◆ EXERCISE AIM ◆
Copy out every line in which the string "Table" occurs.

[Start of DATA FOR THIS EXERCISE]

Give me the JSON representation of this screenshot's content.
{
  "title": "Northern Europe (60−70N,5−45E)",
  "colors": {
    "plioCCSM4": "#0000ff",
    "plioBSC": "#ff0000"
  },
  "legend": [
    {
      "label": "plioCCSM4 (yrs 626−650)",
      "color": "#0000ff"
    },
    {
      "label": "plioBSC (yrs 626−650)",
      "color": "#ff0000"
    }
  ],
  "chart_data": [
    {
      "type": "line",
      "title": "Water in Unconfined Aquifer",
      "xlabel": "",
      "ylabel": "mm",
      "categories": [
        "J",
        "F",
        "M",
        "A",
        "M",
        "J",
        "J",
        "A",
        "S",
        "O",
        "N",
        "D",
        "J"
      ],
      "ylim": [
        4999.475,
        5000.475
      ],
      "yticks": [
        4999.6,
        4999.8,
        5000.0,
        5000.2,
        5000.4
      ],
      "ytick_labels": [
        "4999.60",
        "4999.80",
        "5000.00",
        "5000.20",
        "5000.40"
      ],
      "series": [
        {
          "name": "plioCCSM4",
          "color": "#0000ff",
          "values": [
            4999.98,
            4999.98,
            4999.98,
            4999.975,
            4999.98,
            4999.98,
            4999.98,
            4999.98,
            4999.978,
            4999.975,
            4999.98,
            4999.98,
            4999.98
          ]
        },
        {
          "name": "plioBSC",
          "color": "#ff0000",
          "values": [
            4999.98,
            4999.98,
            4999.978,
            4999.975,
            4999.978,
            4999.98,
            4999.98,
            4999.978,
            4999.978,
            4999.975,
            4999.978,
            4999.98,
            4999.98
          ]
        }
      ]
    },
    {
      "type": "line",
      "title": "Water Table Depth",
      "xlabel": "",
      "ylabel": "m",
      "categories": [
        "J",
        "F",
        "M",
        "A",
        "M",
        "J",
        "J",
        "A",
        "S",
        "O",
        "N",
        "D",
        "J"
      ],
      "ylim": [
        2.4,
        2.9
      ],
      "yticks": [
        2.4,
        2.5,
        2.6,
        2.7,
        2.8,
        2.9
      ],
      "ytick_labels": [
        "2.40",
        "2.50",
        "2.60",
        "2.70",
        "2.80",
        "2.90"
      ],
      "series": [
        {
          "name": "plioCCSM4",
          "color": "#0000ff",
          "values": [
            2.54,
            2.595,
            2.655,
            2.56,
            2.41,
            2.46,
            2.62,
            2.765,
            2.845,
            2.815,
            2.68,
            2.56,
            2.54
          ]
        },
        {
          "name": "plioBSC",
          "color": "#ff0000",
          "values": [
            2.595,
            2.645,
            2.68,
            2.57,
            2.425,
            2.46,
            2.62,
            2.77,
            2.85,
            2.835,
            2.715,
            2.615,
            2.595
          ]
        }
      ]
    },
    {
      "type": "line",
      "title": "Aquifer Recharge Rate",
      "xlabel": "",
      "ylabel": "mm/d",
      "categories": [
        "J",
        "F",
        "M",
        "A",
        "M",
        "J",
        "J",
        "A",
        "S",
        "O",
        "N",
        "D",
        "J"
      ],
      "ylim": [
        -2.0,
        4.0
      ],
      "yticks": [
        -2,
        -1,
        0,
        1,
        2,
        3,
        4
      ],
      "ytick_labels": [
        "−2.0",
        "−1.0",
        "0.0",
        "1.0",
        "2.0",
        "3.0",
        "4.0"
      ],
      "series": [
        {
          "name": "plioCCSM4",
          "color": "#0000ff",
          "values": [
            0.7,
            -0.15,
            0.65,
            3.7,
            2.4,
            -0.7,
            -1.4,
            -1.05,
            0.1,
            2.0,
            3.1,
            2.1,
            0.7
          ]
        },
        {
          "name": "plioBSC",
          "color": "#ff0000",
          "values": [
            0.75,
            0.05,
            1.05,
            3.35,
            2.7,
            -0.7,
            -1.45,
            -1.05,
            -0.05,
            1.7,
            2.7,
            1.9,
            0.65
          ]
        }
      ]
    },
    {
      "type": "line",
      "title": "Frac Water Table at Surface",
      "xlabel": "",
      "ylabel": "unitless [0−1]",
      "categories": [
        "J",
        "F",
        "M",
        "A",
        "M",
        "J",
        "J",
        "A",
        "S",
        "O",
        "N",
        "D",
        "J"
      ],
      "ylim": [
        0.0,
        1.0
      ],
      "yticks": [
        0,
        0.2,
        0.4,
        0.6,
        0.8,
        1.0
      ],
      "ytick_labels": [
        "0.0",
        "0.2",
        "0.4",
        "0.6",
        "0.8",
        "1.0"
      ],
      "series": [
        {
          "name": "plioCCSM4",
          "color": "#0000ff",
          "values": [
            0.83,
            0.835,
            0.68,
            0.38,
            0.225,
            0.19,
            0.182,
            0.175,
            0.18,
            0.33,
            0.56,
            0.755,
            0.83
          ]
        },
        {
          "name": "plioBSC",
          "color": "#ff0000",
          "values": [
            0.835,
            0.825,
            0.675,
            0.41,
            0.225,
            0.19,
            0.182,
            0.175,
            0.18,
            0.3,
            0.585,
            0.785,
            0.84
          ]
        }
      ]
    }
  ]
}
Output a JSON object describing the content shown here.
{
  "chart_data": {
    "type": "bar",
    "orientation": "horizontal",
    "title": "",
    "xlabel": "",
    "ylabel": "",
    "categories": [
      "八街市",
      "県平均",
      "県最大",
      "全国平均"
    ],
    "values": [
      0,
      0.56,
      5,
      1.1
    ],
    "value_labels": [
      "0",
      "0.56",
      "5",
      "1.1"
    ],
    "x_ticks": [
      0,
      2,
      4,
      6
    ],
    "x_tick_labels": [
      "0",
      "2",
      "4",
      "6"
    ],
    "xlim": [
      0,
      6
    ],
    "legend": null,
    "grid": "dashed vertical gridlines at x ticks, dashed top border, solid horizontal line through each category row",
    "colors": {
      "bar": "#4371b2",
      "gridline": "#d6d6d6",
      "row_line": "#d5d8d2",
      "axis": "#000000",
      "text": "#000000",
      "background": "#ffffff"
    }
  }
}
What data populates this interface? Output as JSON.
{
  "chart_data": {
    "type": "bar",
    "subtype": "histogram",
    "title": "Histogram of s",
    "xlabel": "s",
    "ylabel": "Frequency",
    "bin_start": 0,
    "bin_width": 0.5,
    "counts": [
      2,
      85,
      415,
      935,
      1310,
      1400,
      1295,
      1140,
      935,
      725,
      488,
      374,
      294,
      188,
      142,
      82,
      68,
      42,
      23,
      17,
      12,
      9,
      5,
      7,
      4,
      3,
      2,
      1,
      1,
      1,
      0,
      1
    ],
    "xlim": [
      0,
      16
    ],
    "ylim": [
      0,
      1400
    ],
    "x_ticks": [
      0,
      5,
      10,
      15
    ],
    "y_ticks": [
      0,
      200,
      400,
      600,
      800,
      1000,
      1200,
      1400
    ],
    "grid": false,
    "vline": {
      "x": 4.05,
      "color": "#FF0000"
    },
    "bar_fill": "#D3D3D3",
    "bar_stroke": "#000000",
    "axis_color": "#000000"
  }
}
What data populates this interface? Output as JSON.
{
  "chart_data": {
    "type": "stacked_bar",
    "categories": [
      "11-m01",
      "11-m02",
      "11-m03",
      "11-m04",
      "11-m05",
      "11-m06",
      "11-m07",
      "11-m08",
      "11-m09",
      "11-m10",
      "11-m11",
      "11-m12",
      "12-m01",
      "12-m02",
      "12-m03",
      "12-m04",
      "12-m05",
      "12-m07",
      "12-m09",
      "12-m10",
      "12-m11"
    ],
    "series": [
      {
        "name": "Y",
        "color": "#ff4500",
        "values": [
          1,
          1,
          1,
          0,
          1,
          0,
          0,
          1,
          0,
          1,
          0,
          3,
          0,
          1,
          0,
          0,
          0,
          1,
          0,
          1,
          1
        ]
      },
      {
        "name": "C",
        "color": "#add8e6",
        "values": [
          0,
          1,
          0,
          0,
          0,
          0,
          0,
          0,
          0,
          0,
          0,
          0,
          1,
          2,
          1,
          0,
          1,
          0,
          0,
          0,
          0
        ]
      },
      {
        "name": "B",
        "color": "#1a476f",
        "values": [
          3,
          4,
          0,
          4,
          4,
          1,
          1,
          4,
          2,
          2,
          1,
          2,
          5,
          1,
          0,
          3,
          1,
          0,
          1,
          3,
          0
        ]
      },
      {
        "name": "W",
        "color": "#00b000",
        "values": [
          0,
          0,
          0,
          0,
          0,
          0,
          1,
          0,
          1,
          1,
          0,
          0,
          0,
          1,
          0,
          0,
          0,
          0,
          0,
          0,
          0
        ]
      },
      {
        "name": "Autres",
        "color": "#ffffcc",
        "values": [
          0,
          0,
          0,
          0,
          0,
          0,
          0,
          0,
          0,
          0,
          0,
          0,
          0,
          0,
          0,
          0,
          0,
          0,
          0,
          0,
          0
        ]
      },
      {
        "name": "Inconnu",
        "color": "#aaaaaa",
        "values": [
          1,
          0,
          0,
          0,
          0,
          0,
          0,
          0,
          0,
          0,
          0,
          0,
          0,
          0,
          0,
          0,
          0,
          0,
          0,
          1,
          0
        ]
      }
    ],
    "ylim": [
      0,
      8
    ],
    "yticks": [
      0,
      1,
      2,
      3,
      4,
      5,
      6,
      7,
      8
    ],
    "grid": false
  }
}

[End of DATA FOR THIS EXERCISE]

◆ THE REPLY ◆
      "title": "Water Table Depth",
      "title": "Frac Water Table at Surface",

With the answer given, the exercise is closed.